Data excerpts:
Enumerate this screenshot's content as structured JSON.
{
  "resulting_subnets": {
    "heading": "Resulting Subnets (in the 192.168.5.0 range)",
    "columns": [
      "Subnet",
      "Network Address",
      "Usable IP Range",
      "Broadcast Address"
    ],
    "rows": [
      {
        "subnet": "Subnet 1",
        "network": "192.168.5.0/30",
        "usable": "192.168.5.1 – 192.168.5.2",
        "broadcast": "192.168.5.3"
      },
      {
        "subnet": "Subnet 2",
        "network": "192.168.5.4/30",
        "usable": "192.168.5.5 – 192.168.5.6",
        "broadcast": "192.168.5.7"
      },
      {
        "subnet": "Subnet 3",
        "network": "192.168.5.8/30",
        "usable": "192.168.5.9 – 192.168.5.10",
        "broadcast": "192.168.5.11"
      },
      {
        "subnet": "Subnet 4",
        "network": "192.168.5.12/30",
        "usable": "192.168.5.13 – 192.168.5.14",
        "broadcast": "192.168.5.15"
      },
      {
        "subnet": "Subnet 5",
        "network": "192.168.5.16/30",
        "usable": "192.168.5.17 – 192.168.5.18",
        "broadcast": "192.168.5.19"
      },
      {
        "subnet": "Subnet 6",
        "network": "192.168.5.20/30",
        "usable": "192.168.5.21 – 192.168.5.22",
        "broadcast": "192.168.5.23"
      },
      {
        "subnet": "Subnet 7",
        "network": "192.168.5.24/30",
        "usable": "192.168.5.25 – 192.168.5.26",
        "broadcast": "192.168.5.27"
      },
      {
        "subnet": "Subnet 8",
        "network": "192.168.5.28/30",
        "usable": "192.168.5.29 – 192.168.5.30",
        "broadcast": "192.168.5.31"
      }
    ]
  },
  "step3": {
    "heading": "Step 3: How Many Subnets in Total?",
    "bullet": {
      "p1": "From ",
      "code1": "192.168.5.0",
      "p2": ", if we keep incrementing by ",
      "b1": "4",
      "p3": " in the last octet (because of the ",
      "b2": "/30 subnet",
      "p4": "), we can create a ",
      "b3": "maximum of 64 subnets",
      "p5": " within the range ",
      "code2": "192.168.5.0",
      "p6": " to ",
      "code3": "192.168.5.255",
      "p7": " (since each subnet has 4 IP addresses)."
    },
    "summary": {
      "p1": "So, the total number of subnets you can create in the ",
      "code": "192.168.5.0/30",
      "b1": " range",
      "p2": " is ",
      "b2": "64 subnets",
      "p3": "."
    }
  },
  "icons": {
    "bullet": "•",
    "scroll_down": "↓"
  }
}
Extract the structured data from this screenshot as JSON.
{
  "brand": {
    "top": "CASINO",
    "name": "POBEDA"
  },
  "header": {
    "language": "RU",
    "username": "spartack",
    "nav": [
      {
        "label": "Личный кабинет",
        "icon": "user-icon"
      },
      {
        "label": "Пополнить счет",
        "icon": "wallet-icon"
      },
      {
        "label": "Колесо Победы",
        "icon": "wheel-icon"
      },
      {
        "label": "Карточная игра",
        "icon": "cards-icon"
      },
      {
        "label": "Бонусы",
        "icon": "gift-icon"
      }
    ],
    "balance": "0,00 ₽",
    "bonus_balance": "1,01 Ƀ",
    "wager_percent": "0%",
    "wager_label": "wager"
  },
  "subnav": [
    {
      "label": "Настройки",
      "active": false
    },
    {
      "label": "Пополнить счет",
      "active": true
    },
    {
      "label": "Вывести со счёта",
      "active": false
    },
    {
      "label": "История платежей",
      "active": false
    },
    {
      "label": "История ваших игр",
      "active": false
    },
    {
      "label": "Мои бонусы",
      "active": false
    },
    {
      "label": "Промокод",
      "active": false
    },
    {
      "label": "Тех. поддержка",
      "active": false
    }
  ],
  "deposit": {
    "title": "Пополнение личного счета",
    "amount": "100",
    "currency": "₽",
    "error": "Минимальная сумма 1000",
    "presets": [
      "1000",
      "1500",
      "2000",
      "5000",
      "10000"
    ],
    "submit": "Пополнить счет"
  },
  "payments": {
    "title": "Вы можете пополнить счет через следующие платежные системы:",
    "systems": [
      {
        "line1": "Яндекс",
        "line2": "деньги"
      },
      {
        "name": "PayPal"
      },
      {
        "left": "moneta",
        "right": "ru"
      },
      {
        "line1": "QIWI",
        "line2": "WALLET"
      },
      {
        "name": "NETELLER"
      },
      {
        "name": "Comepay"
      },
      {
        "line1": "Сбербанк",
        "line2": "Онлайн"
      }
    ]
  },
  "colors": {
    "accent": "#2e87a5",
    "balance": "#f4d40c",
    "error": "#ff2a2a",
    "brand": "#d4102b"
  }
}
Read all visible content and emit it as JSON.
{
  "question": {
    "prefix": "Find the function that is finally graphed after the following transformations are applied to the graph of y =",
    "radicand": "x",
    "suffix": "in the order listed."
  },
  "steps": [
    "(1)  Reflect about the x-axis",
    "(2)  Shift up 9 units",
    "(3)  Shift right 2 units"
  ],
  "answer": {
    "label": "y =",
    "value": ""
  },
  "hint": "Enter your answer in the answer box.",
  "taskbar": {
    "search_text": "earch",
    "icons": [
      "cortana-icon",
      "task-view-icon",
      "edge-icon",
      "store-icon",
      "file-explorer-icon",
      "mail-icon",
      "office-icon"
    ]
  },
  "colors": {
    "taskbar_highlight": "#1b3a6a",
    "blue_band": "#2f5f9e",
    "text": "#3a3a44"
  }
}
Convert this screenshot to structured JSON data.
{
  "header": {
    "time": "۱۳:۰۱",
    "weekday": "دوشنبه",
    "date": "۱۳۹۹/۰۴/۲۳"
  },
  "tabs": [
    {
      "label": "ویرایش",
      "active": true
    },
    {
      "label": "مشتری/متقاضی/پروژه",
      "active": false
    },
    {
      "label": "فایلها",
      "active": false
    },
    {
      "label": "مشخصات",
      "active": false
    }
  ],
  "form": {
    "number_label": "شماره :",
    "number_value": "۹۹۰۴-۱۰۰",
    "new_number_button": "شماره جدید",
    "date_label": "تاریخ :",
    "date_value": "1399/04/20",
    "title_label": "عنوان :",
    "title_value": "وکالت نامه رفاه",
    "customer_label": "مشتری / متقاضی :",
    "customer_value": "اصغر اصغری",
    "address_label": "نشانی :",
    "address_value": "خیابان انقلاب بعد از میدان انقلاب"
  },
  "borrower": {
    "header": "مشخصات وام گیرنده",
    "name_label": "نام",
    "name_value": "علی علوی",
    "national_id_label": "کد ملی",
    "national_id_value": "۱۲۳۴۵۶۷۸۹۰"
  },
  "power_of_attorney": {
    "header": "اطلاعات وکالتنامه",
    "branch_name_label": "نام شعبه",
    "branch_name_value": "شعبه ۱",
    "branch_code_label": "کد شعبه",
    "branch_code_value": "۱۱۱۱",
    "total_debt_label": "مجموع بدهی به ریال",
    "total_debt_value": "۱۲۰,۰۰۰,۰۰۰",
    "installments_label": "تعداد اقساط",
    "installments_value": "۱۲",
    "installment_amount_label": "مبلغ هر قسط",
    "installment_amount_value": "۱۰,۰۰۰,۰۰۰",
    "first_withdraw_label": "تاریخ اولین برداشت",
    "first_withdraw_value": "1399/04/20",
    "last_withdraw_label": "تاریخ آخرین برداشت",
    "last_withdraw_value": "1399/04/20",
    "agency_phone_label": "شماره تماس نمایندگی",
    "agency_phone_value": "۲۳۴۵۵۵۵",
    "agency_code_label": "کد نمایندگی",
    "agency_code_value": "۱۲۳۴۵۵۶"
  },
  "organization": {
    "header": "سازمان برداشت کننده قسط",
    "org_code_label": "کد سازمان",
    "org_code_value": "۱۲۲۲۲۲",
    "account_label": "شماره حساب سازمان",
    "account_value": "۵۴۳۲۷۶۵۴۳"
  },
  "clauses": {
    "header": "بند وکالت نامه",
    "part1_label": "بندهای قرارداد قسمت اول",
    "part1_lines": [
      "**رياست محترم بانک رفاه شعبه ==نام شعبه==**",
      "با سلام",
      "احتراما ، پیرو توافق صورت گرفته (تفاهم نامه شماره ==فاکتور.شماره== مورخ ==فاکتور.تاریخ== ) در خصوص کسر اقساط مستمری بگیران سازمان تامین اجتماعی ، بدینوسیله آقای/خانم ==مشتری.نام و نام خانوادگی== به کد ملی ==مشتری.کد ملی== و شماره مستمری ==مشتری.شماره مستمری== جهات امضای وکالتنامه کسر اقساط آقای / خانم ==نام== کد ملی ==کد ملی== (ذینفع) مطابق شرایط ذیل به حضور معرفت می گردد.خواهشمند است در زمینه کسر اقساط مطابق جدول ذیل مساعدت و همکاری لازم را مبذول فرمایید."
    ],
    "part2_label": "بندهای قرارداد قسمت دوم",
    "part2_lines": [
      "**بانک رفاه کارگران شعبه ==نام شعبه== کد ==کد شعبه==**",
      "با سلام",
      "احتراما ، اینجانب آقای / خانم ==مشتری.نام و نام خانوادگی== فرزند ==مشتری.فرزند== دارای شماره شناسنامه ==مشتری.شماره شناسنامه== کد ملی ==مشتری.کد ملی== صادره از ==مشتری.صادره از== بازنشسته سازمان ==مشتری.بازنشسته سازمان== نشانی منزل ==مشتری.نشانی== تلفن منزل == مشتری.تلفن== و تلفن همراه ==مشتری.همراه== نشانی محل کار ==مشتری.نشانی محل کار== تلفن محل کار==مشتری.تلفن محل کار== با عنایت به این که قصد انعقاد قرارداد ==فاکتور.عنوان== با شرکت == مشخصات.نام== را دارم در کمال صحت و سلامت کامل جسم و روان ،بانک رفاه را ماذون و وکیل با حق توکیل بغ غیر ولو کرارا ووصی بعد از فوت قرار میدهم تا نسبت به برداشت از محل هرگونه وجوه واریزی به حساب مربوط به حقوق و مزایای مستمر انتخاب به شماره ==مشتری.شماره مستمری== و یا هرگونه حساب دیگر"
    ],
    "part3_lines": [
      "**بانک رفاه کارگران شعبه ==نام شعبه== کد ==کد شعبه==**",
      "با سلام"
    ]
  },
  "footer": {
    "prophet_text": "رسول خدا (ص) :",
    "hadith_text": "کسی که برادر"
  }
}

Given instruction: Check every line of the data above for the string "this", and copy those that have it.

Result below:
Enumerate this screenshot's content as structured JSON.
Extract the structured data from this screenshot as JSON.
Convert this screenshot to structured JSON data.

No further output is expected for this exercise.